--- start ---
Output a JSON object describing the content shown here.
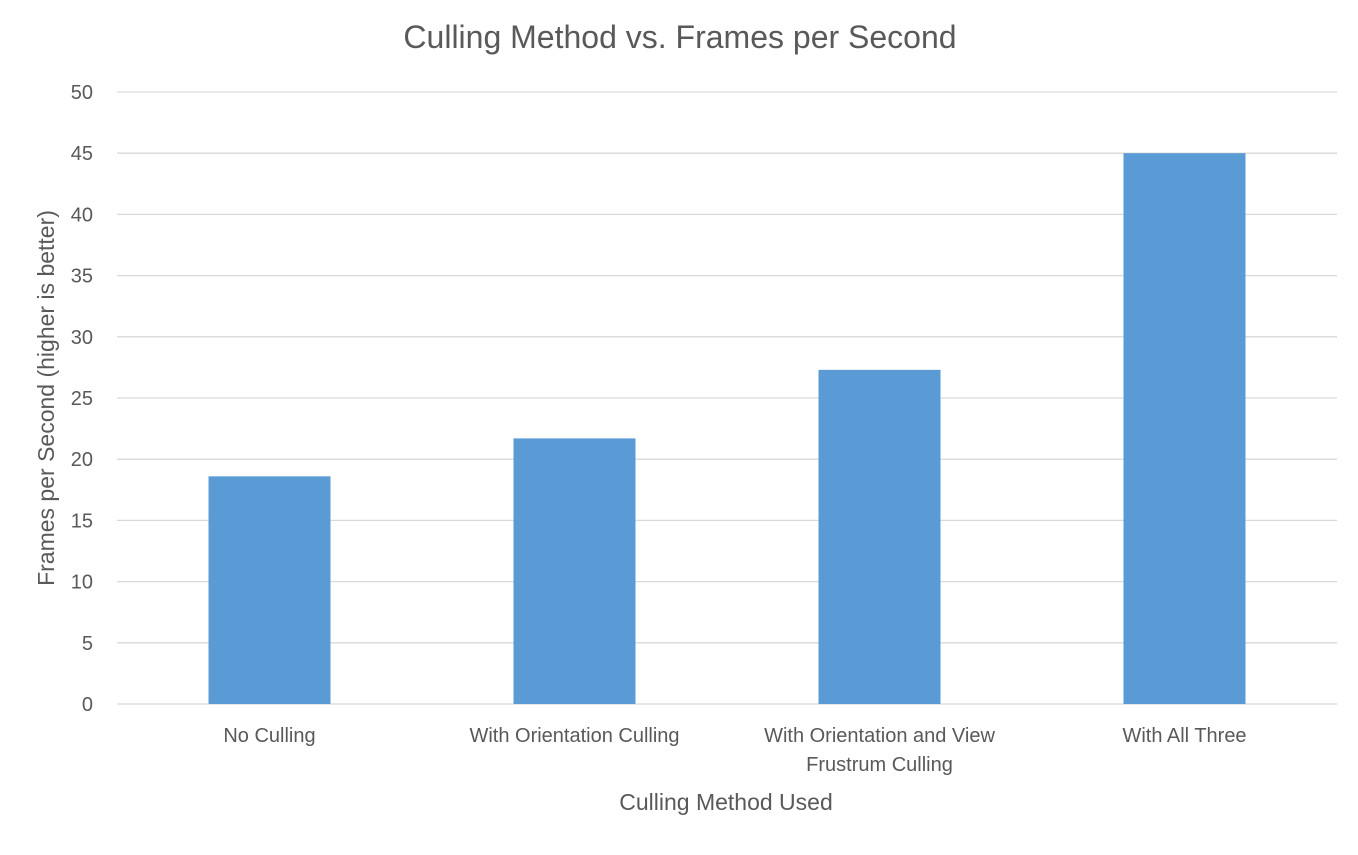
{
  "chart_data": {
    "type": "bar",
    "title": "Culling Method vs. Frames per Second",
    "xlabel": "Culling Method Used",
    "ylabel": "Frames per Second (higher is better)",
    "categories": [
      "No Culling",
      "With Orientation Culling",
      "With Orientation and View Frustrum Culling",
      "With All Three"
    ],
    "category_lines": [
      [
        "No Culling"
      ],
      [
        "With Orientation Culling"
      ],
      [
        "With Orientation and View",
        "Frustrum Culling"
      ],
      [
        "With All Three"
      ]
    ],
    "values": [
      18.6,
      21.7,
      27.3,
      45.0
    ],
    "ylim": [
      0,
      50
    ],
    "yticks": [
      0,
      5,
      10,
      15,
      20,
      25,
      30,
      35,
      40,
      45,
      50
    ],
    "grid": true,
    "legend": "none",
    "colors": {
      "bar": "#5b9bd5",
      "grid": "#d9d9d9",
      "text": "#595959"
    }
  }
}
--- end ---
Using the records above, copy each line that contains "With".

      "With Orientation Culling",
      "With Orientation and View Frustrum Culling",
      "With All Three"
        "With Orientation Culling"
        "With Orientation and View",
        "With All Three"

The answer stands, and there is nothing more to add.